[START OF Data for this exercise]

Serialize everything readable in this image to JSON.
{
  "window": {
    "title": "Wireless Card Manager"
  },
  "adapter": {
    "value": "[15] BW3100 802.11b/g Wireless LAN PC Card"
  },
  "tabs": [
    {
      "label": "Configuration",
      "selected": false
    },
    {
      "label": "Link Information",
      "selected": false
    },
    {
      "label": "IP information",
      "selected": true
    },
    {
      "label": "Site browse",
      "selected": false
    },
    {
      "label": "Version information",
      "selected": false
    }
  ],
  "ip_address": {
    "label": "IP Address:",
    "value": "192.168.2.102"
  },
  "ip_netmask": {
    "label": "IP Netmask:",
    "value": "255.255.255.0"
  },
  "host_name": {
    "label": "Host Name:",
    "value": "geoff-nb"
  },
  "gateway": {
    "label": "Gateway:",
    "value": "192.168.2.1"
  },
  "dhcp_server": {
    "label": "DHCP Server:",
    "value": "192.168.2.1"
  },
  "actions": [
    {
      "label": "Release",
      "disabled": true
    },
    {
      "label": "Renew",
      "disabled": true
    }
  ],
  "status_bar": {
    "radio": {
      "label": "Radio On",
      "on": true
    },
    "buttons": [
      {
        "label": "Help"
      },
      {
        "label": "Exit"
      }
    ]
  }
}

[END OF Data for this exercise]

**Aim of the task**
Looking at the entries above, state how many lines contain "true"; give the number alone.

**Task output**
4